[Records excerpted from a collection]

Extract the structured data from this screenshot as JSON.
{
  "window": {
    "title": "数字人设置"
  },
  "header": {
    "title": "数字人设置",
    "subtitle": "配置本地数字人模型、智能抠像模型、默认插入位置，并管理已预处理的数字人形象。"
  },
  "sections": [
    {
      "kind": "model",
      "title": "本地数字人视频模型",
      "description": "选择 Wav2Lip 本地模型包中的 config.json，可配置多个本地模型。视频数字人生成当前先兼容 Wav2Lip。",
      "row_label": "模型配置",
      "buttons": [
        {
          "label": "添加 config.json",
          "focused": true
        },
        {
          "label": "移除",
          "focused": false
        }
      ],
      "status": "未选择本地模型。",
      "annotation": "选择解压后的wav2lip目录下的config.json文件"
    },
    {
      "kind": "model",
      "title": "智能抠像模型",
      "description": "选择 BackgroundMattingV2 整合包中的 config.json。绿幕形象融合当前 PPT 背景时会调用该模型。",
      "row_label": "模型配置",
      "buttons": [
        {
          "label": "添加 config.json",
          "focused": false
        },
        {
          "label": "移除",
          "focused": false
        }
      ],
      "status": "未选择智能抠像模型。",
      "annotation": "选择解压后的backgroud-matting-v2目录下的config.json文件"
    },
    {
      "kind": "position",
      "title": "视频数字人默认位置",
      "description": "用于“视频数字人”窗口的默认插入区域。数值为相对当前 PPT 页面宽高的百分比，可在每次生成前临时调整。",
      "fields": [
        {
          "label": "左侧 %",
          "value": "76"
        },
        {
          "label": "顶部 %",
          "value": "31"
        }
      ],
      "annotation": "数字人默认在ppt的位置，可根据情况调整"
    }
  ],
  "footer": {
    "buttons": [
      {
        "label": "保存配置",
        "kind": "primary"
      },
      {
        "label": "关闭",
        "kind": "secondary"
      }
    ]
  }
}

What this task involves:
Identify the lines that hold the word "kind". Copy every one of them.

Reply to the task:
      "kind": "model",
      "kind": "model",
      "kind": "position",
        "kind": "primary"
        "kind": "secondary"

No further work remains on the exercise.